DATA EXTRACT:
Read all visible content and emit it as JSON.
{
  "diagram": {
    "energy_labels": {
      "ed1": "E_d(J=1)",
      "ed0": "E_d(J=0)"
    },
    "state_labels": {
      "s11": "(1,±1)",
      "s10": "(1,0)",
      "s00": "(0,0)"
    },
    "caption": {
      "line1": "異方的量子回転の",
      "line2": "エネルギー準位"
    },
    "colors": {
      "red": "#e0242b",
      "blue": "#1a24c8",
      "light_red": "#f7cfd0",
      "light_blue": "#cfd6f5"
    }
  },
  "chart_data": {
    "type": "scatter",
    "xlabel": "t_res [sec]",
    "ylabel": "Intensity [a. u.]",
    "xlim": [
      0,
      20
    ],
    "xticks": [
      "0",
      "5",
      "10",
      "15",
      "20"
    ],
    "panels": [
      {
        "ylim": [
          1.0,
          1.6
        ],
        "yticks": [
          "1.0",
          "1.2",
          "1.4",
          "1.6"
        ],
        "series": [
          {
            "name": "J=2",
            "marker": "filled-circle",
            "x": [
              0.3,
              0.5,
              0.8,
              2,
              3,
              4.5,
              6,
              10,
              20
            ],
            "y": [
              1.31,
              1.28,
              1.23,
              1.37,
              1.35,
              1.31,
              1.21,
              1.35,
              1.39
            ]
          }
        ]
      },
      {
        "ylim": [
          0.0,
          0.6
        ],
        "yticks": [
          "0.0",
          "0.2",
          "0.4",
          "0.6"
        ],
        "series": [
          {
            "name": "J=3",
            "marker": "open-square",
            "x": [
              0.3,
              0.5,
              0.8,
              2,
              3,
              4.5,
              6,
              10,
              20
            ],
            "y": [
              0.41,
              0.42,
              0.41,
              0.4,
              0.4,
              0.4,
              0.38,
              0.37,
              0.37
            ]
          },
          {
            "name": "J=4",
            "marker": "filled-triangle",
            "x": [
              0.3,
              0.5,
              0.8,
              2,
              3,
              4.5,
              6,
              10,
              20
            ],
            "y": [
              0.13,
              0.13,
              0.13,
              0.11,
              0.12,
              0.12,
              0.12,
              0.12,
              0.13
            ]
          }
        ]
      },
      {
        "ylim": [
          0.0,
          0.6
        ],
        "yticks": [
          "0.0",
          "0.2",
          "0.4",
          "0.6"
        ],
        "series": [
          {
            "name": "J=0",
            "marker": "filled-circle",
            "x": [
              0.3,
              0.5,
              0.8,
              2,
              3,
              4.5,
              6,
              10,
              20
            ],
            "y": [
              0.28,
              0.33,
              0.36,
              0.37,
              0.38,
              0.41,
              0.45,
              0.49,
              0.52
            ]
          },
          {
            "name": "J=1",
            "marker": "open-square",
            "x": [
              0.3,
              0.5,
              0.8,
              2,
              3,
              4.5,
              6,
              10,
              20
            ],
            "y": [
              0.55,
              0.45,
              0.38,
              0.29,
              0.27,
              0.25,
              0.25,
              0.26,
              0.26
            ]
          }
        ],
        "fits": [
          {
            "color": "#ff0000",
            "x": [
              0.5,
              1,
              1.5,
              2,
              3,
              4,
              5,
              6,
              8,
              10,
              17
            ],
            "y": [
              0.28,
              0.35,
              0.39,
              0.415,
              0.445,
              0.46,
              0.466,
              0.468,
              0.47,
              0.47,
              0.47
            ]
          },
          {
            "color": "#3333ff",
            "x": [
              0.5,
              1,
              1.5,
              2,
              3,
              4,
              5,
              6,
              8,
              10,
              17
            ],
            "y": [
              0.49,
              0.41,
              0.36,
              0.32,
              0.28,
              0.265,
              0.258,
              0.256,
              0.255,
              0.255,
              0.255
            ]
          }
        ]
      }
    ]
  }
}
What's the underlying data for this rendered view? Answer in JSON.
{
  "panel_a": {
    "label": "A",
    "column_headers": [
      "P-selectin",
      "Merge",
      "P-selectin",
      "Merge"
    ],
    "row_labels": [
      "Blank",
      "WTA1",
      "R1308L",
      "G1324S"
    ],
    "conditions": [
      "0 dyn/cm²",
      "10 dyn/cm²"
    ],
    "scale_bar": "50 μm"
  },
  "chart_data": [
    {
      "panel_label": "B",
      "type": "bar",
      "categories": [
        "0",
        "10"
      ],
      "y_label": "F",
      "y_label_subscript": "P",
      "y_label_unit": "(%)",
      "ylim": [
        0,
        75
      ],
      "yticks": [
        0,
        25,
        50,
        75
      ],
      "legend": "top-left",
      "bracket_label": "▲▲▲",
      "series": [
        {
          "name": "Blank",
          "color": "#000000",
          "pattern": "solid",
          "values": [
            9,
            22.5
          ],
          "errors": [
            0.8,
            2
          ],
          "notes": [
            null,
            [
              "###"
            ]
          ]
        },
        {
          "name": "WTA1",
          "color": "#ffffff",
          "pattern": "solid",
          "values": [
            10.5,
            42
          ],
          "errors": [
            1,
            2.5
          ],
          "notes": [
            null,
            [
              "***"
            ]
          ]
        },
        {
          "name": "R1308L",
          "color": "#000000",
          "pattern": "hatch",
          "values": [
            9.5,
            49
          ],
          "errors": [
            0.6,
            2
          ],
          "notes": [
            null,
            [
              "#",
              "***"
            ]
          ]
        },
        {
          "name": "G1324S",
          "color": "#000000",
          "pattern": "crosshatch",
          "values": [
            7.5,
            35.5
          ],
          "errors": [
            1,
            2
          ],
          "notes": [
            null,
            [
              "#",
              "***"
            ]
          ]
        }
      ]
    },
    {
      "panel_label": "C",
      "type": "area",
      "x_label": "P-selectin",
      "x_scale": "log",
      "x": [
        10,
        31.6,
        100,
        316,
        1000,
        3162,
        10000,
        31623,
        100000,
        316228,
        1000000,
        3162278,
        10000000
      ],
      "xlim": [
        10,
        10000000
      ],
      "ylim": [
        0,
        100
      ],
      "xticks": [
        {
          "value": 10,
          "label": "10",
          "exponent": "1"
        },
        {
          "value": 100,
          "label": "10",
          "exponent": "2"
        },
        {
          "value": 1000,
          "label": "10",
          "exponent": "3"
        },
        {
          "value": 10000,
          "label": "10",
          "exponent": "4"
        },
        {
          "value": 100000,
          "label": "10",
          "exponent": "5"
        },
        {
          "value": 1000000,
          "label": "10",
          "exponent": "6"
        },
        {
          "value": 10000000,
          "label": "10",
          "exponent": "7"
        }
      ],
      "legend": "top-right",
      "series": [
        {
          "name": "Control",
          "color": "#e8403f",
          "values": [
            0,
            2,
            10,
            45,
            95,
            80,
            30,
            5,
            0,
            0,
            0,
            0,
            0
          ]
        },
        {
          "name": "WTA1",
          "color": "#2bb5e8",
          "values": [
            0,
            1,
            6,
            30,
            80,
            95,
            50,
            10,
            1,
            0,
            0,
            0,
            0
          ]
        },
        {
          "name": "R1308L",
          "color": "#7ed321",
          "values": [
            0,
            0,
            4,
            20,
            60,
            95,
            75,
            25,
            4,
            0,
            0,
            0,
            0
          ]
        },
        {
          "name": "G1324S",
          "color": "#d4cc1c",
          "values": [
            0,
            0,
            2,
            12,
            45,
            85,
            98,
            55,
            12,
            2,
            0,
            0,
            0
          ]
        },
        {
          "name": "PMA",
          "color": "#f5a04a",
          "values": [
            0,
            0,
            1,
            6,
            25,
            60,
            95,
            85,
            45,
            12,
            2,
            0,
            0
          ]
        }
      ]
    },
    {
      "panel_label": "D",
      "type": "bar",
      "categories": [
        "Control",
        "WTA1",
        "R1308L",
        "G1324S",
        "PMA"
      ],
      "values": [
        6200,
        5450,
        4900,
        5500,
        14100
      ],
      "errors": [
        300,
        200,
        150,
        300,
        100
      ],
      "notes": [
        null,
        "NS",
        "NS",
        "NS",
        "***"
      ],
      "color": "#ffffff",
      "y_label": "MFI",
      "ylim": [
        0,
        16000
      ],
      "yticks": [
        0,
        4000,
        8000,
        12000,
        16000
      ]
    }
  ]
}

GIVEN INSTRUCTION:
State how many lines of the listing include the word "pattern". Reply with the number alone.

ANSWER FOR THIS EXERCISE:
4